::: Dataset entries

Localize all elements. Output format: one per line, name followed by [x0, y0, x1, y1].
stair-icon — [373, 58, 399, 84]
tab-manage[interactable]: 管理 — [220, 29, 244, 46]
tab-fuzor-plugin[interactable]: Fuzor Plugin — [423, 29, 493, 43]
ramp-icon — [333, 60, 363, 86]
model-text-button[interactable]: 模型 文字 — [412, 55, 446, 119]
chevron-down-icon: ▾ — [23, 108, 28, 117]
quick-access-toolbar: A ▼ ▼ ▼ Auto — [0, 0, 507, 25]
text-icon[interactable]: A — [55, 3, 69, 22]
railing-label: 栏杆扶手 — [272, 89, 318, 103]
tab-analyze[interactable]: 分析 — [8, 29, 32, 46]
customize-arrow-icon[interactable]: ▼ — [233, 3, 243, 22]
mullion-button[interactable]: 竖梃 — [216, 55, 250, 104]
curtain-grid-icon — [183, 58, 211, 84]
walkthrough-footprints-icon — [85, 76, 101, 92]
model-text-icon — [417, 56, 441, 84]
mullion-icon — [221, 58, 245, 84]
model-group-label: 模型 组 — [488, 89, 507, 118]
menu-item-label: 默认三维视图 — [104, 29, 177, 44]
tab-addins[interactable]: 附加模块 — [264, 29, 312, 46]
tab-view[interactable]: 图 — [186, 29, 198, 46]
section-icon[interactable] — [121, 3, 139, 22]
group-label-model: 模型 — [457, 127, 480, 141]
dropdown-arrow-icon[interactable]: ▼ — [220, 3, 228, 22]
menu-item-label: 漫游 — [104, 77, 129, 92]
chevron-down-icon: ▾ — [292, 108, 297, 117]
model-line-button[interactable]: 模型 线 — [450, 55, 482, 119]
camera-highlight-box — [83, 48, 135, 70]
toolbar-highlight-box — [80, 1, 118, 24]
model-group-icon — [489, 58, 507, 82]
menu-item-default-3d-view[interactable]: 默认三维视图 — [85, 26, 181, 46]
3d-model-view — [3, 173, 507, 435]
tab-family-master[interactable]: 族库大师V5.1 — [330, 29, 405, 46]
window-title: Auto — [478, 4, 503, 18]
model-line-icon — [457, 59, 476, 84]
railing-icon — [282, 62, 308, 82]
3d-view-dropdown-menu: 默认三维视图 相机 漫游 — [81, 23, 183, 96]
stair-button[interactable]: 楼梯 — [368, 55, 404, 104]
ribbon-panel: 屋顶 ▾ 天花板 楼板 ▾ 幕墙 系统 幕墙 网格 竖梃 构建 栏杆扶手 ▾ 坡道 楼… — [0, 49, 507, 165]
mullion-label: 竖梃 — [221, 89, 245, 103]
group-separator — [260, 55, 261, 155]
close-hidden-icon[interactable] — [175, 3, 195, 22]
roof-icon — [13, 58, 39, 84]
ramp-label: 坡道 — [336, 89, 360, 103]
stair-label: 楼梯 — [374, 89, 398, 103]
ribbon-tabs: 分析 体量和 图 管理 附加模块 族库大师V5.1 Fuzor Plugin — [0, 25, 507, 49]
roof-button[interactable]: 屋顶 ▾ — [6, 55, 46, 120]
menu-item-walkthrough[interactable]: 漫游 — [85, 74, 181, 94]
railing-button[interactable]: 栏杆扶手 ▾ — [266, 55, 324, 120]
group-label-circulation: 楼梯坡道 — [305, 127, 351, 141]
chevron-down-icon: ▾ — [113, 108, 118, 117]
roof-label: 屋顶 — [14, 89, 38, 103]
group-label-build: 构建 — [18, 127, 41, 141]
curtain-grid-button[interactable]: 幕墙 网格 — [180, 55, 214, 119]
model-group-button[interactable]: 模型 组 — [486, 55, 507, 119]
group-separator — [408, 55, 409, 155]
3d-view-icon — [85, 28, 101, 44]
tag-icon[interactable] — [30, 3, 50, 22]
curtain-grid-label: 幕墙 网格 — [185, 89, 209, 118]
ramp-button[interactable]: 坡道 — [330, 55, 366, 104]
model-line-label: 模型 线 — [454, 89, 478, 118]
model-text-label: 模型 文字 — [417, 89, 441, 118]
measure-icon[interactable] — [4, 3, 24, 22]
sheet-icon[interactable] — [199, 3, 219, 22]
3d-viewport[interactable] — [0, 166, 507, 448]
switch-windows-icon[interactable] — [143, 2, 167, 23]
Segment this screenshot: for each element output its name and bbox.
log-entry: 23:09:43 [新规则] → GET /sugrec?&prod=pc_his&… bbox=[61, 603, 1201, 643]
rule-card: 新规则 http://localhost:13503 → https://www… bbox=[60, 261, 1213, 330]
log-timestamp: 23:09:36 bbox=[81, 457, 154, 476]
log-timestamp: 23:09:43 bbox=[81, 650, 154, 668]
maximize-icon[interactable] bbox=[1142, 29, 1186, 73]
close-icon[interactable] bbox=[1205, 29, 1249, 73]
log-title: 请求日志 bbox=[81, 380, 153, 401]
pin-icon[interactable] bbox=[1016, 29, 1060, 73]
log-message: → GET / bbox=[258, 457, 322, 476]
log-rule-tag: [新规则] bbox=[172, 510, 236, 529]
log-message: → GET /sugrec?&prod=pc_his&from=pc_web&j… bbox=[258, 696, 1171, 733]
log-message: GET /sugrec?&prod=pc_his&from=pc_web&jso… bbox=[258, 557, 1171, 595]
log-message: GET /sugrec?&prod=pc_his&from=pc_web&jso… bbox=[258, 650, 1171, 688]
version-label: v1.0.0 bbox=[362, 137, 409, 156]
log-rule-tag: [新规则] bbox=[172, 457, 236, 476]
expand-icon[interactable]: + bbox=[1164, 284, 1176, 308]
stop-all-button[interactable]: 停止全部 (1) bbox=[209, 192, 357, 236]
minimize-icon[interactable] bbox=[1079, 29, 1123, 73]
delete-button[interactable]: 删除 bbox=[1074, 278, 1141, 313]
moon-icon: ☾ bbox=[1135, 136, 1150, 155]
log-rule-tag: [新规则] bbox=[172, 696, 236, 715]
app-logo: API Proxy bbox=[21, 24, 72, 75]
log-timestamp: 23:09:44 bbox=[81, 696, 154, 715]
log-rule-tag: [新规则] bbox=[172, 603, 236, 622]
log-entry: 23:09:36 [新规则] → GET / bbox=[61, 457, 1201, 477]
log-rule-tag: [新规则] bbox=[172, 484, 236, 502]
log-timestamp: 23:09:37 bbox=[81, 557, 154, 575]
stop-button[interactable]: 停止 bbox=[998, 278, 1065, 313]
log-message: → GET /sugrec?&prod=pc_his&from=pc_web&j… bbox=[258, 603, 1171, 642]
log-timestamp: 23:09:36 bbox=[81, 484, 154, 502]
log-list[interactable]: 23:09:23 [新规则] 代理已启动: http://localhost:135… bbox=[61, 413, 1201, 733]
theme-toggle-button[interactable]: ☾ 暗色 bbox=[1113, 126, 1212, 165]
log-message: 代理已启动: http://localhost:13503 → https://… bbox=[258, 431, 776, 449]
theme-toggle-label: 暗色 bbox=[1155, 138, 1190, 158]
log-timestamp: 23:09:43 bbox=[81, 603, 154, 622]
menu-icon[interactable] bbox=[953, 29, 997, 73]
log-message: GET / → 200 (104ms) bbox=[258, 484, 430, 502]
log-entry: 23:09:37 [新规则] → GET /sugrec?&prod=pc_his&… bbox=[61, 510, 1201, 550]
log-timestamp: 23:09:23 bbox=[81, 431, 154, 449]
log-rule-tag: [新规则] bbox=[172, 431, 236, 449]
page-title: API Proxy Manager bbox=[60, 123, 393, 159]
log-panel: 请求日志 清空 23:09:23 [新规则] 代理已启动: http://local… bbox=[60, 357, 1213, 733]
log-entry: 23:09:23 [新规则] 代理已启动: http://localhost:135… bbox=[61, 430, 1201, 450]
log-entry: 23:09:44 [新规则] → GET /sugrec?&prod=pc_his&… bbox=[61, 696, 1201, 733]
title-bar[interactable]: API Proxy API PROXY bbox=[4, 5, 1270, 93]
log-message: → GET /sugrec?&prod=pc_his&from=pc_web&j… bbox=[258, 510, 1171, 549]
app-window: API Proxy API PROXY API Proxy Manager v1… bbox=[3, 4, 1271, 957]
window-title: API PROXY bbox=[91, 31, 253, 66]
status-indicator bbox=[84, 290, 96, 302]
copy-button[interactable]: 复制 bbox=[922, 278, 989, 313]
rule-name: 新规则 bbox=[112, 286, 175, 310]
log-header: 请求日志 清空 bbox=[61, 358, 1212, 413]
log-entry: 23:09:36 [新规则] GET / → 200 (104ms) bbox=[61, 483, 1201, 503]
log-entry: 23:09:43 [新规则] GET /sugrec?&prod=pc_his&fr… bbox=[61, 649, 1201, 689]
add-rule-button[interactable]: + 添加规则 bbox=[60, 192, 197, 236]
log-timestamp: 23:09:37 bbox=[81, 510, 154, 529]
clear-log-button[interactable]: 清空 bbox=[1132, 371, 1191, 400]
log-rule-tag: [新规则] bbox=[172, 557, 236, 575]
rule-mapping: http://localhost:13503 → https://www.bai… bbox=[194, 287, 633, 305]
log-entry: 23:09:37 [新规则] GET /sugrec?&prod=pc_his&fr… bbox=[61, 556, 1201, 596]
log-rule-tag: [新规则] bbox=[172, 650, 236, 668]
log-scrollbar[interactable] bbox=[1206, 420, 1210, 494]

::::::

Switch "interactable" to "clickable" in the lines running from the start of the records through the line holding "group-label-model: 模型 — [457, 127, 480, 141]", inclusive, and give those lines again with everything else unchanged.

Localize all elements. Output format: one per line, name followed by [x0, y0, x1, y1].
stair-icon — [373, 58, 399, 84]
tab-manage[clickable]: 管理 — [220, 29, 244, 46]
tab-fuzor-plugin[clickable]: Fuzor Plugin — [423, 29, 493, 43]
ramp-icon — [333, 60, 363, 86]
model-text-button[clickable]: 模型 文字 — [412, 55, 446, 119]
chevron-down-icon: ▾ — [23, 108, 28, 117]
quick-access-toolbar: A ▼ ▼ ▼ Auto — [0, 0, 507, 25]
text-icon[clickable]: A — [55, 3, 69, 22]
railing-label: 栏杆扶手 — [272, 89, 318, 103]
tab-analyze[clickable]: 分析 — [8, 29, 32, 46]
customize-arrow-icon[clickable]: ▼ — [233, 3, 243, 22]
mullion-button[clickable]: 竖梃 — [216, 55, 250, 104]
curtain-grid-icon — [183, 58, 211, 84]
walkthrough-footprints-icon — [85, 76, 101, 92]
model-text-icon — [417, 56, 441, 84]
mullion-icon — [221, 58, 245, 84]
model-group-label: 模型 组 — [488, 89, 507, 118]
menu-item-label: 默认三维视图 — [104, 29, 177, 44]
tab-addins[clickable]: 附加模块 — [264, 29, 312, 46]
tab-view[clickable]: 图 — [186, 29, 198, 46]
section-icon[clickable] — [121, 3, 139, 22]
group-label-model: 模型 — [457, 127, 480, 141]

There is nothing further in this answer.